◆ Stated problem: The entries below should be given again exactly, minus their pictures.

◆ Extracted information:

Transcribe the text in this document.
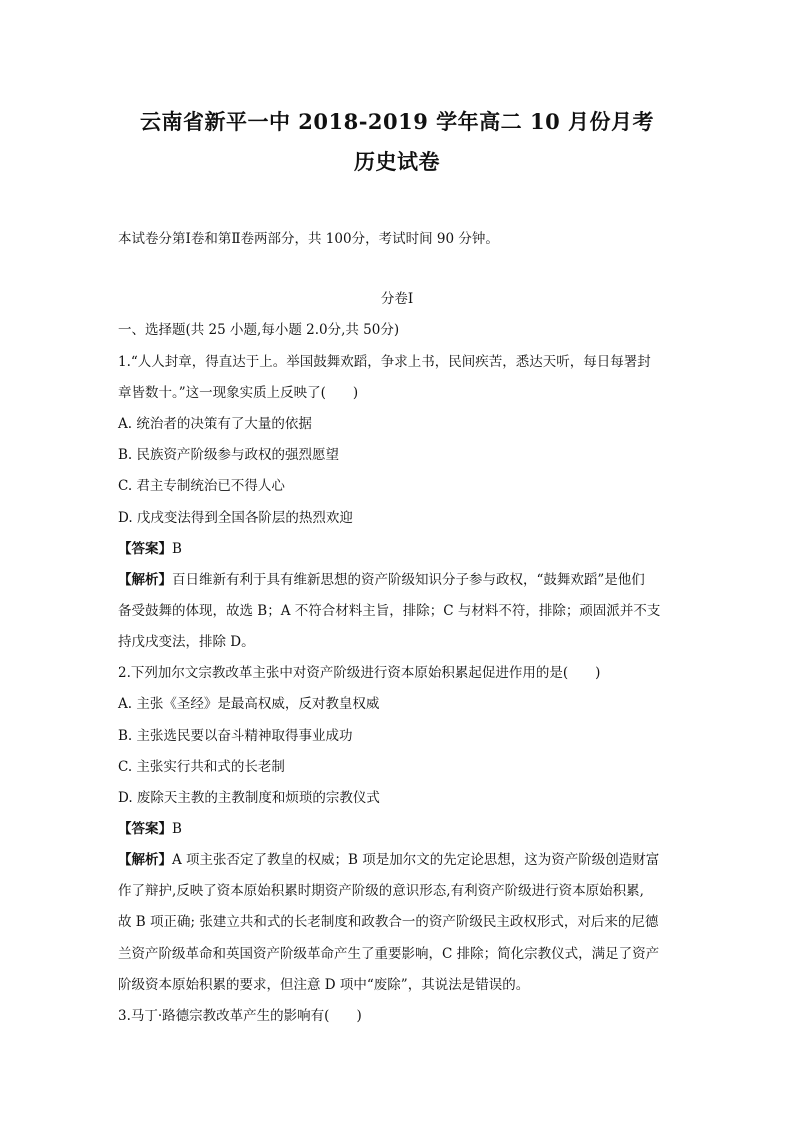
云南省新平一中 2018-2019 学年高二 10 月份月考
历史试卷
本试卷分第Ⅰ卷和第Ⅱ卷两部分，共 100分，考试时间 90 分钟。
分卷I
一、选择题(共 25 小题,每小题 2.0分,共 50分)
1.“人人封章，得直达于上。举国鼓舞欢蹈，争求上书，民间疾苦，悉达天听，每日每署封
章皆数十。”这一现象实质上反映了(　　)
A. 统治者的决策有了大量的依据
B. 民族资产阶级参与政权的强烈愿望
C. 君主专制统治已不得人心
D. 戊戌变法得到全国各阶层的热烈欢迎
【答案】B
【解析】百日维新有利于具有维新思想的资产阶级知识分子参与政权，“鼓舞欢蹈”是他们
备受鼓舞的体现，故选 B；A 不符合材料主旨，排除；C 与材料不符，排除；顽固派并不支
持戊戌变法，排除 D。
2.下列加尔文宗教改革主张中对资产阶级进行资本原始积累起促进作用的是(　　)
A. 主张《圣经》是最高权威，反对教皇权威
B. 主张选民要以奋斗精神取得事业成功
C. 主张实行共和式的长老制
D. 废除天主教的主教制度和烦琐的宗教仪式
【答案】B
【解析】A 项主张否定了教皇的权威；B 项是加尔文的先定论思想，这为资产阶级创造财富
作了辩护,反映了资本原始积累时期资产阶级的意识形态,有利资产阶级进行资本原始积累,
故 B 项正确; 张建立共和式的长老制度和政教合一的资产阶级民主政权形式，对后来的尼德
兰资产阶级革命和英国资产阶级革命产生了重要影响，C 排除；简化宗教仪式，满足了资产
阶级资本原始积累的要求，但注意 D 项中“废除”，其说法是错误的。
3.马丁·路德宗教改革产生的影响有(　　)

◆ Full output:
Transcribe the text in this document.
云南省新平一中 2018-2019 学年高二 10 月份月考
历史试卷
本试卷分第Ⅰ卷和第Ⅱ卷两部分，共 100分，考试时间 90 分钟。
分卷I
一、选择题(共 25 小题,每小题 2.0分,共 50分)
1.“人人封章，得直达于上。举国鼓舞欢蹈，争求上书，民间疾苦，悉达天听，每日每署封
章皆数十。”这一现象实质上反映了(　　)
A. 统治者的决策有了大量的依据
B. 民族资产阶级参与政权的强烈愿望
C. 君主专制统治已不得人心
D. 戊戌变法得到全国各阶层的热烈欢迎
【答案】B
【解析】百日维新有利于具有维新思想的资产阶级知识分子参与政权，“鼓舞欢蹈”是他们
备受鼓舞的体现，故选 B；A 不符合材料主旨，排除；C 与材料不符，排除；顽固派并不支
持戊戌变法，排除 D。
2.下列加尔文宗教改革主张中对资产阶级进行资本原始积累起促进作用的是(　　)
A. 主张《圣经》是最高权威，反对教皇权威
B. 主张选民要以奋斗精神取得事业成功
C. 主张实行共和式的长老制
D. 废除天主教的主教制度和烦琐的宗教仪式
【答案】B
【解析】A 项主张否定了教皇的权威；B 项是加尔文的先定论思想，这为资产阶级创造财富
作了辩护,反映了资本原始积累时期资产阶级的意识形态,有利资产阶级进行资本原始积累,
故 B 项正确; 张建立共和式的长老制度和政教合一的资产阶级民主政权形式，对后来的尼德
兰资产阶级革命和英国资产阶级革命产生了重要影响，C 排除；简化宗教仪式，满足了资产
阶级资本原始积累的要求，但注意 D 项中“废除”，其说法是错误的。
3.马丁·路德宗教改革产生的影响有(　　)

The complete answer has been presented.